SHORT TASK: All of the data should be output character for character, except the pictures.

Records from a data source:
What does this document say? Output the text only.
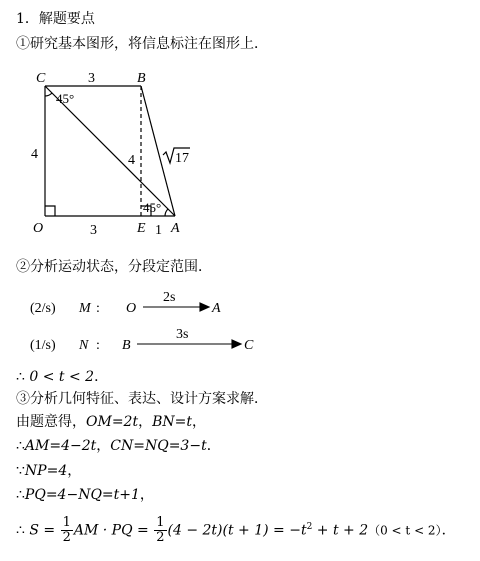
1．解题要点
①研究基本图形，将信息标注在图形上．
C	B
O	E A
3
4	4
3	1
17
45°
45°
(2/s) M : O
2s
A
(1/s) N : B
3s
C
②分析运动状态，分段定范围．
∴ 0 < t < 2．
③分析几何特征、表达、设计方案求解．
由题意得，OM=2t，BN=t，
∴AM=4−2t，CN=NQ=3−t．
∵NP=4，
∴PQ=4−NQ=t+1，
∴ $S = \frac{1}{2}$ AM · PQ = $\frac{1}{2} (4 - 2t)(t + 1) = -t^2 + t + 2(0 < t < 2)$．
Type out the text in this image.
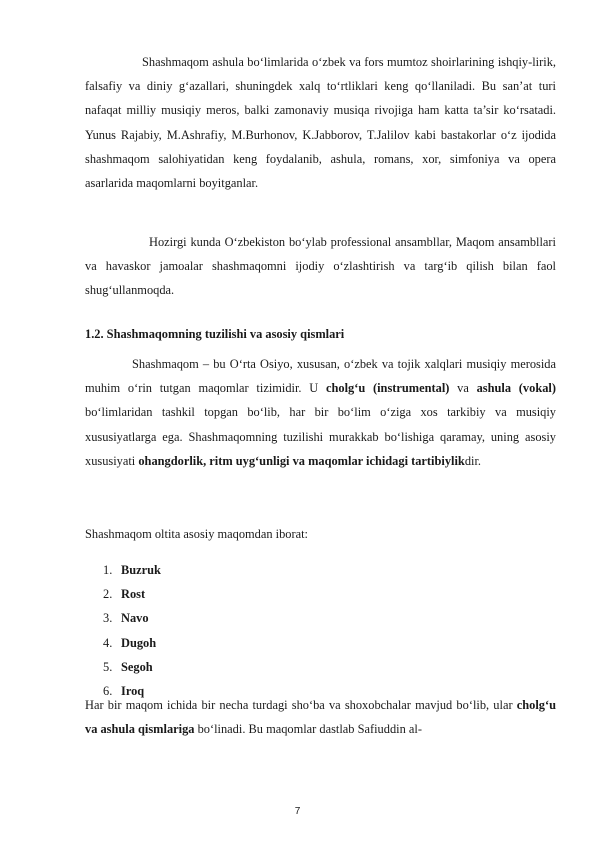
Shashmaqom ashula bo‘limlarida o‘zbek va fors mumtoz shoirlarining ishqiy-lirik, falsafiy va diniy g‘azallari, shuningdek xalq to‘rtliklari keng qo‘llaniladi. Bu san’at turi nafaqat milliy musiqiy meros, balki zamonaviy musiqa rivojiga ham katta ta’sir ko‘rsatadi. Yunus Rajabiy, M.Ashrafiy, M.Burhonov, K.Jabborov, T.Jalilov kabi bastakorlar o‘z ijodida shashmaqom salohiyatidan keng foydalanib, ashula, romans, xor, simfoniya va opera asarlarida maqomlarni boyitganlar.
Hozirgi kunda O‘zbekiston bo‘ylab professional ansambllar, Maqom ansambllari va havaskor jamoalar shashmaqomni ijodiy o‘zlashtirish va targ‘ib qilish bilan faol shug‘ullanmoqda.
1.2. Shashmaqomning tuzilishi va asosiy qismlari
Shashmaqom – bu O‘rta Osiyo, xususan, o‘zbek va tojik xalqlari musiqiy merosida muhim o‘rin tutgan maqomlar tizimidir. U cholg‘u (instrumental) va ashula (vokal) bo‘limlaridan tashkil topgan bo‘lib, har bir bo‘lim o‘ziga xos tarkibiy va musiqiy xususiyatlarga ega. Shashmaqomning tuzilishi murakkab bo‘lishiga qaramay, uning asosiy xususiyati ohangdorlik, ritm uyg‘unligi va maqomlar ichidagi tartibiylikdir.
Shashmaqom oltita asosiy maqomdan iborat:
1. Buzruk
2. Rost
3. Navo
4. Dugoh
5. Segoh
6. Iroq
Har bir maqom ichida bir necha turdagi sho‘ba va shoxobchalar mavjud bo‘lib, ular cholg‘u va ashula qismlariga bo‘linadi. Bu maqomlar dastlab Safiuddin al-
7
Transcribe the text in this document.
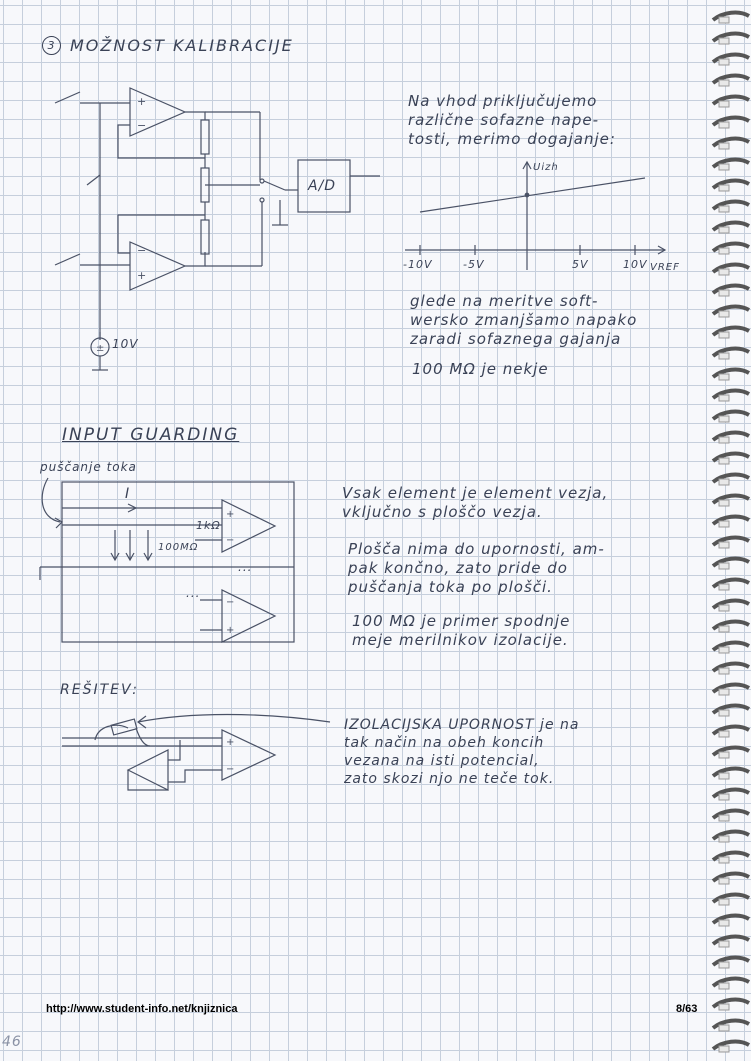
3 MOŽNOST KALIBRACIJE
±
+
−
−
+
A/D
10V
Na vhod priključujemo
različne sofazne nape-
tosti, merimo dogajanje:
Uizh
VREF
-10V	-5V	5V	10V
glede na meritve soft-
wersko zmanjšamo napako
zaradi sofaznega gajanja
100 MΩ je nekje
INPUT GUARDING
+
−
−
+
puščanje toka
I
1kΩ
100MΩ
...
...
Vsak element je element vezja,
vključno s ploščo vezja.
Plošča nima do upornosti, am-
pak končno, zato pride do
puščanja toka po plošči.
100 MΩ je primer spodnje
meje merilnikov izolacije.
REŠITEV:
+
−
IZOLACIJSKA UPORNOST je na
tak način na obeh koncih
vezana na isti potencial,
zato skozi njo ne teče tok.
http://www.student-info.net/knjiznica	8/63
46
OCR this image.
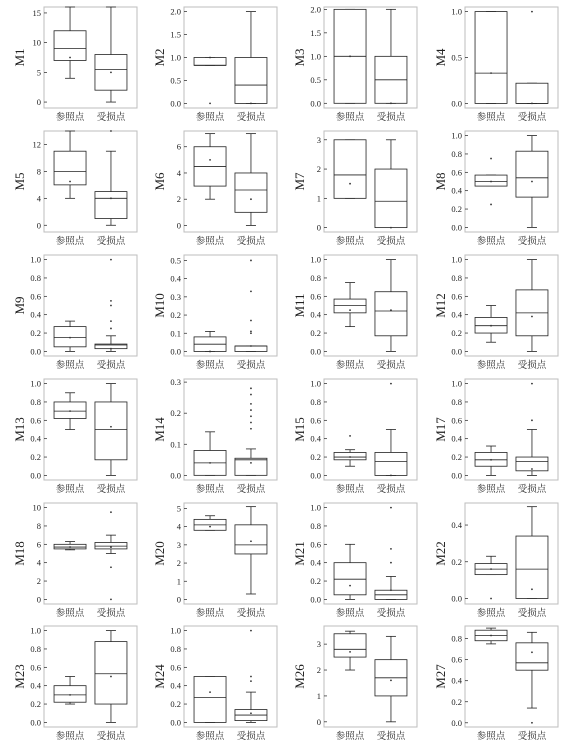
M1
0
5
10
15
参照点 受损点
M2
0.0
0.5
1.0
1.5
2.0
参照点 受损点
M3
0.0
0.5
1.0
1.5
2.0
参照点 受损点
M4
0.0
0.5
1.0
参照点 受损点
M5
0
4
8
12
参照点 受损点
M6
0
2
4
6
参照点 受损点
M7
0
1
2
3
参照点 受损点
M8
0.0
0.2
0.4
0.6
0.8
1.0
参照点 受损点
M9
0.0
0.2
0.4
0.6
0.8
1.0
参照点 受损点
M10
0.0
0.1
0.2
0.3
0.4
0.5
参照点 受损点
M11
0.0
0.2
0.4
0.6
0.8
1.0
参照点 受损点
M12
0.0
0.2
0.4
0.6
0.8
1.0
参照点 受损点
M13
0.0
0.2
0.4
0.6
0.8
1.0
参照点 受损点
M14
0.0
0.1
0.2
0.3
参照点 受损点
M15
0.0
0.2
0.4
0.6
0.8
1.0
参照点 受损点
M17
0.0
0.2
0.4
0.6
0.8
1.0
参照点 受损点
M18
0
2
4
6
8
10
参照点 受损点
M20
0
1
2
3
4
5
参照点 受损点
M21
0.0
0.2
0.4
0.6
0.8
1.0
参照点 受损点
M22
0.0
0.2
0.4
参照点 受损点
M23
0.0
0.2
0.4
0.6
0.8
1.0
参照点 受损点
M24
0.0
0.2
0.4
0.6
0.8
1.0
参照点 受损点
M26
0
1
2
3
参照点 受损点
M27
0.0
0.2
0.4
0.6
0.8
参照点 受损点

SOLUTION TO THIS TASK:
What does this document say? Output the text only.
1．解题要点
①研究基本图形，将信息标注在图形上．
C	B
O	E A
3
4	4
3	1
17
45°
45°
(2/s) M : O
2s
A
(1/s) N : B
3s
C
②分析运动状态，分段定范围．
∴ 0 < t < 2．
③分析几何特征、表达、设计方案求解．
由题意得，OM=2t，BN=t，
∴AM=4−2t，CN=NQ=3−t．
∵NP=4，
∴PQ=4−NQ=t+1，
∴ $S = \frac{1}{2}$ AM · PQ = $\frac{1}{2} (4 - 2t)(t + 1) = -t^2 + t + 2(0 < t < 2)$．
Type out the text in this image.
Shashmaqom ashula bo‘limlarida o‘zbek va fors mumtoz shoirlarining ishqiy-lirik, falsafiy va diniy g‘azallari, shuningdek xalq to‘rtliklari keng qo‘llaniladi. Bu san’at turi nafaqat milliy musiqiy meros, balki zamonaviy musiqa rivojiga ham katta ta’sir ko‘rsatadi. Yunus Rajabiy, M.Ashrafiy, M.Burhonov, K.Jabborov, T.Jalilov kabi bastakorlar o‘z ijodida shashmaqom salohiyatidan keng foydalanib, ashula, romans, xor, simfoniya va opera asarlarida maqomlarni boyitganlar.
Hozirgi kunda O‘zbekiston bo‘ylab professional ansambllar, Maqom ansambllari va havaskor jamoalar shashmaqomni ijodiy o‘zlashtirish va targ‘ib qilish bilan faol shug‘ullanmoqda.
1.2. Shashmaqomning tuzilishi va asosiy qismlari
Shashmaqom – bu O‘rta Osiyo, xususan, o‘zbek va tojik xalqlari musiqiy merosida muhim o‘rin tutgan maqomlar tizimidir. U cholg‘u (instrumental) va ashula (vokal) bo‘limlaridan tashkil topgan bo‘lib, har bir bo‘lim o‘ziga xos tarkibiy va musiqiy xususiyatlarga ega. Shashmaqomning tuzilishi murakkab bo‘lishiga qaramay, uning asosiy xususiyati ohangdorlik, ritm uyg‘unligi va maqomlar ichidagi tartibiylikdir.
Shashmaqom oltita asosiy maqomdan iborat:
1. Buzruk
2. Rost
3. Navo
4. Dugoh
5. Segoh
6. Iroq
Har bir maqom ichida bir necha turdagi sho‘ba va shoxobchalar mavjud bo‘lib, ular cholg‘u va ashula qismlariga bo‘linadi. Bu maqomlar dastlab Safiuddin al-
7
Transcribe the text in this document.
3 MOŽNOST KALIBRACIJE
±
+
−
−
+
A/D
10V
Na vhod priključujemo
različne sofazne nape-
tosti, merimo dogajanje:
Uizh
VREF
-10V	-5V	5V	10V
glede na meritve soft-
wersko zmanjšamo napako
zaradi sofaznega gajanja
100 MΩ je nekje
INPUT GUARDING
+
−
−
+
puščanje toka
I
1kΩ
100MΩ
...
...
Vsak element je element vezja,
vključno s ploščo vezja.
Plošča nima do upornosti, am-
pak končno, zato pride do
puščanja toka po plošči.
100 MΩ je primer spodnje
meje merilnikov izolacije.
REŠITEV:
+
−
IZOLACIJSKA UPORNOST je na
tak način na obeh koncih
vezana na isti potencial,
zato skozi njo ne teče tok.
http://www.student-info.net/knjiznica	8/63
46
OCR this image.
M1
0
5
10
15
参照点 受损点
M2
0.0
0.5
1.0
1.5
2.0
参照点 受损点
M3
0.0
0.5
1.0
1.5
2.0
参照点 受损点
M4
0.0
0.5
1.0
参照点 受损点
M5
0
4
8
12
参照点 受损点
M6
0
2
4
6
参照点 受损点
M7
0
1
2
3
参照点 受损点
M8
0.0
0.2
0.4
0.6
0.8
1.0
参照点 受损点
M9
0.0
0.2
0.4
0.6
0.8
1.0
参照点 受损点
M10
0.0
0.1
0.2
0.3
0.4
0.5
参照点 受损点
M11
0.0
0.2
0.4
0.6
0.8
1.0
参照点 受损点
M12
0.0
0.2
0.4
0.6
0.8
1.0
参照点 受损点
M13
0.0
0.2
0.4
0.6
0.8
1.0
参照点 受损点
M14
0.0
0.1
0.2
0.3
参照点 受损点
M15
0.0
0.2
0.4
0.6
0.8
1.0
参照点 受损点
M17
0.0
0.2
0.4
0.6
0.8
1.0
参照点 受损点
M18
0
2
4
6
8
10
参照点 受损点
M20
0
1
2
3
4
5
参照点 受损点
M21
0.0
0.2
0.4
0.6
0.8
1.0
参照点 受损点
M22
0.0
0.2
0.4
参照点 受损点
M23
0.0
0.2
0.4
0.6
0.8
1.0
参照点 受损点
M24
0.0
0.2
0.4
0.6
0.8
1.0
参照点 受损点
M26
0
1
2
3
参照点 受损点
M27
0.0
0.2
0.4
0.6
0.8
参照点 受损点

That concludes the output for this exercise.